* YOUR TASK:
Pick up the article on ExxonMobil's lawsuit over a climate shareholder proposal where it stops, and write the next part.

Oil giant ExxonMobilXOM is wading into a heated battle over climate change and corporate governance. ExxonMobil is suing two sustainable investment firms (Arjuna Capital and Follow This) in an attempt to block a shareholder proposal from going to a vote at their annual shareholder meeting.
The proposal urges Exxon to set bolder emission reduction targets and, for the first time, address the wider emissions stemming from the use of its products by its customers (“Scope 3” emissions).
Exxon, historically resistant to aggressive climate action, claims the proposal threatens its core business and seeks to “force ExxonMobil to change the nature of its ordinary business or to go out of business entirely.”
The company claims the proposal infringes on management’s authority, while supporters argue it’s a vital way for shareholders to protect their investments from climate risks.
The crux of the matter:
Exxon has filed the lawsuit in a Texas court known for its pro-business leanings in an attempt to bypass the traditional Securities and Exchange Commission approval process.
Under the Biden administration the SEC has become less receptive to corporate attempts to squash such proposals.
This lawsuit shines a spotlight on the heated ESG debate: on one side there are advocates who view such considerations as crucial for tackling climate change and on the other there are those who see these proposals as undue interference in corporate affairs.

* PROVIDED DATA:
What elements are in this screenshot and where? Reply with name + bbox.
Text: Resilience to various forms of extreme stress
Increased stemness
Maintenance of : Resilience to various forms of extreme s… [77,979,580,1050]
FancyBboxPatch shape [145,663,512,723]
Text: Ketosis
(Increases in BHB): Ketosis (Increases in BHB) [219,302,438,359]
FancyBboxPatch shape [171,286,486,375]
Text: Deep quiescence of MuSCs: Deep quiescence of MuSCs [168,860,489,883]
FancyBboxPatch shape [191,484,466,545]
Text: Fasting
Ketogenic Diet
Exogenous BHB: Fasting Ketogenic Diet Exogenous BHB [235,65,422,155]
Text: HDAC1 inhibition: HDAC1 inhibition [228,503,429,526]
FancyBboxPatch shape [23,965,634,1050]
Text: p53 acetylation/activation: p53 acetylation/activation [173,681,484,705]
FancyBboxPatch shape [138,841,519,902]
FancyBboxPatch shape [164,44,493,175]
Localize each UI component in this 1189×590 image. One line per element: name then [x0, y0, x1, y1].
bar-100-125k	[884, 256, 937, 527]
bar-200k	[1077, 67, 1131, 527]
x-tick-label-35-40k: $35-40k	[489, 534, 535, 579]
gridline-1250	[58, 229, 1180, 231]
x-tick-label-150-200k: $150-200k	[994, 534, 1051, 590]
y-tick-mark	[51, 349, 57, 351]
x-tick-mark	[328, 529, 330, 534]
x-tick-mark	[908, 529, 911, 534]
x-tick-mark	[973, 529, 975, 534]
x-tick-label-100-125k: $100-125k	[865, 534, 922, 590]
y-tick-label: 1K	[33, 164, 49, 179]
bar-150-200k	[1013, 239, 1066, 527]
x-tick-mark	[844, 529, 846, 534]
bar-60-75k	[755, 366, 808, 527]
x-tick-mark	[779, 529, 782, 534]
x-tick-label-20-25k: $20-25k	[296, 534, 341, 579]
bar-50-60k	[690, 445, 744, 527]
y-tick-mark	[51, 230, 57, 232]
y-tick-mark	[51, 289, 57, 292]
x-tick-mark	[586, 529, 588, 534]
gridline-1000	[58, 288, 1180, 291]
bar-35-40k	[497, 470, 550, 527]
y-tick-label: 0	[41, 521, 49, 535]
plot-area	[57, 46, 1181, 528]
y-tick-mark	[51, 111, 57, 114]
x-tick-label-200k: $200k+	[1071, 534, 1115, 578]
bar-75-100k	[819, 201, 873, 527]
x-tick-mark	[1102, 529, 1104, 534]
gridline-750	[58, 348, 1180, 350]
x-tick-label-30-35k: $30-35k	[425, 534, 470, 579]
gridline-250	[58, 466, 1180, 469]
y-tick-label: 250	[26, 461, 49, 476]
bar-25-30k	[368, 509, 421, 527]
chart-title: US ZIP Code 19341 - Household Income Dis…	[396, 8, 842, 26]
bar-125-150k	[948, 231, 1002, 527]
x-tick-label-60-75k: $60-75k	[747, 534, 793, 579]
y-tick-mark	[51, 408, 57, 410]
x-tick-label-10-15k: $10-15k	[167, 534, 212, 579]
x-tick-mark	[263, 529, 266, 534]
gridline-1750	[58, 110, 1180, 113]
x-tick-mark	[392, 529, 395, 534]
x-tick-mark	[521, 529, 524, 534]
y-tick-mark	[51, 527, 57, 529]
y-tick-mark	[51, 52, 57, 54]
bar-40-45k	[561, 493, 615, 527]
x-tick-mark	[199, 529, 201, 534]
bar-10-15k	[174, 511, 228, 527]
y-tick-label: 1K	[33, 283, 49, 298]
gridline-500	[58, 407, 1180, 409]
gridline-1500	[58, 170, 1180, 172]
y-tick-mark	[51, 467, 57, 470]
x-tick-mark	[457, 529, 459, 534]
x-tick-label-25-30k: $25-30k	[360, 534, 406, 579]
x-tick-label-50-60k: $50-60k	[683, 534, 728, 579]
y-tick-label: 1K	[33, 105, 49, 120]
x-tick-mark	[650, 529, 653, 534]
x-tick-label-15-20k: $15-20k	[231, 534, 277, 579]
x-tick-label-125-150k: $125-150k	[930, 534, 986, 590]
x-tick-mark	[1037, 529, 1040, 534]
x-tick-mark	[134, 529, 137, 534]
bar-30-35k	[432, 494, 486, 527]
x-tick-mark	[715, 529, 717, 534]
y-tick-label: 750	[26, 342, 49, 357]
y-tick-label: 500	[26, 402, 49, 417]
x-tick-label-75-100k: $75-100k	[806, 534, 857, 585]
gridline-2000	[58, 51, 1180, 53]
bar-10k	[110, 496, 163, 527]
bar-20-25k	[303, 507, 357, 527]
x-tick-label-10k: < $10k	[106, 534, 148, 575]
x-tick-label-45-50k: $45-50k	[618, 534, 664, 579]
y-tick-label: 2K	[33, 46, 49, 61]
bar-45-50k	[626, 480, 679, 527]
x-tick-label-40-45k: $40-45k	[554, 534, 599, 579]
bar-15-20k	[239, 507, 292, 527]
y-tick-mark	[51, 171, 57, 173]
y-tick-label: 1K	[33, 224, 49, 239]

* TASK RESULT:
The potential outcomes of this legal match are far-reaching. A court ruling could either empower shareholders on climate issues or uphold Exxon’s claim, setting a precedent for future lawsuits. Even if the proposal reaches a shareholder vote, it may face an uphill climb, given the lukewarm reception such initiatives received last year.
But regardless of the immediate outcome, this lawsuit has already sent waves through the corporate landscape. This lawsuit may potentially prompt other companies to re-evaluate their approaches to ESG and shareholder engagement.
In fact, the WSJ recently reported that some CEOs are no longer publicly discussing their ESG efforts, opting for alternative terms like “responsible business” or focusing on specific goals like sustainability. This shift reflects the growing complexity and politicization of ESG.
Ultimately, this legal battle is highlighting the growing tension at the intersection of climate change, corporate accountability, and investor activism. Its resolution will have an impact on shaping the future of how we balance economic priorities with the demands of climate change.